Document excerpt
HMS Vigilant is the third  of the Royal Navy. Vigilant carries the Trident ballistic missile, the United Kingdom's nuclear deterrent.

Construction
Vigilant was built at Barrow-in-Furness by Vickers Shipbuilding and Engineering Ltd (now BAE Systems Submarine Solutions), was launched in October 1995, and commissioned in November 1996.

Letter of last resort
Peter Hennessy visited Vigilant for the Today programme on BBC Radio 4 in 2007. He reported that there is a grey safe in the control room that has an inner safe that only the commanding officer and executive officer can open. In that safe is a letter from the current Prime Minister of the United Kingdom, the letter of last resort, which contains guidance and orders to be followed should the United Kingdom be attacked with nuclear weapons. This letter is identical to the other three letters in similar safes on the other three Vanguard-class submarines carrying the United Kingdom's nuclear deterrent.

Operational history

In 2002, protestors from Trident Ploughshares breached security at Faslane Naval Base where the Vanguard-class submarines are based. Two protestors managed to spray paint Vigilant with the CND symbol and the word "Vile".

Problem to solve
According to the article on HMS Vigilant, when was the vessel launched? The data that follows has no connection to the article on HMS Vigilant.

Recorded information
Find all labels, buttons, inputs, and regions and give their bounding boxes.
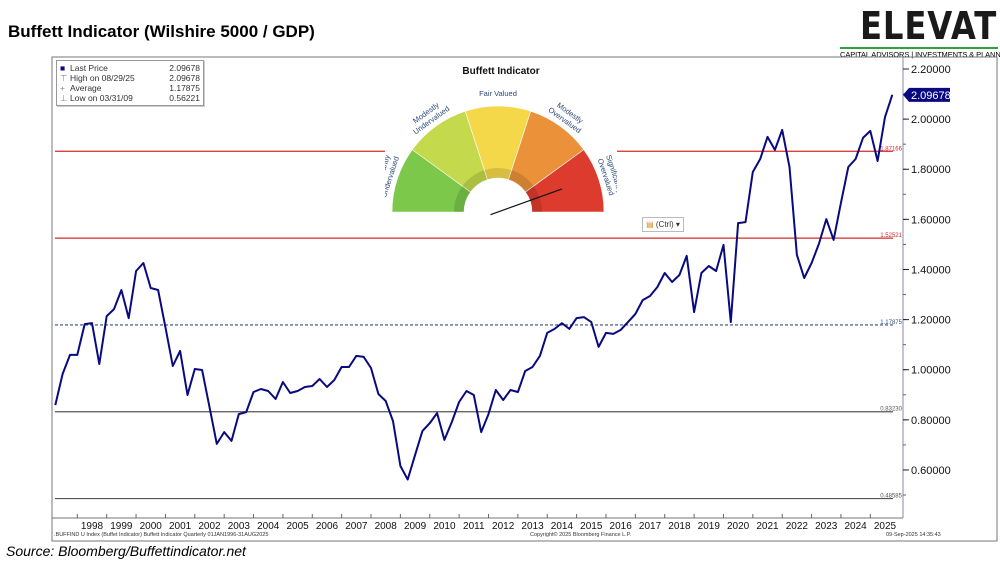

Exercise solution
October 1995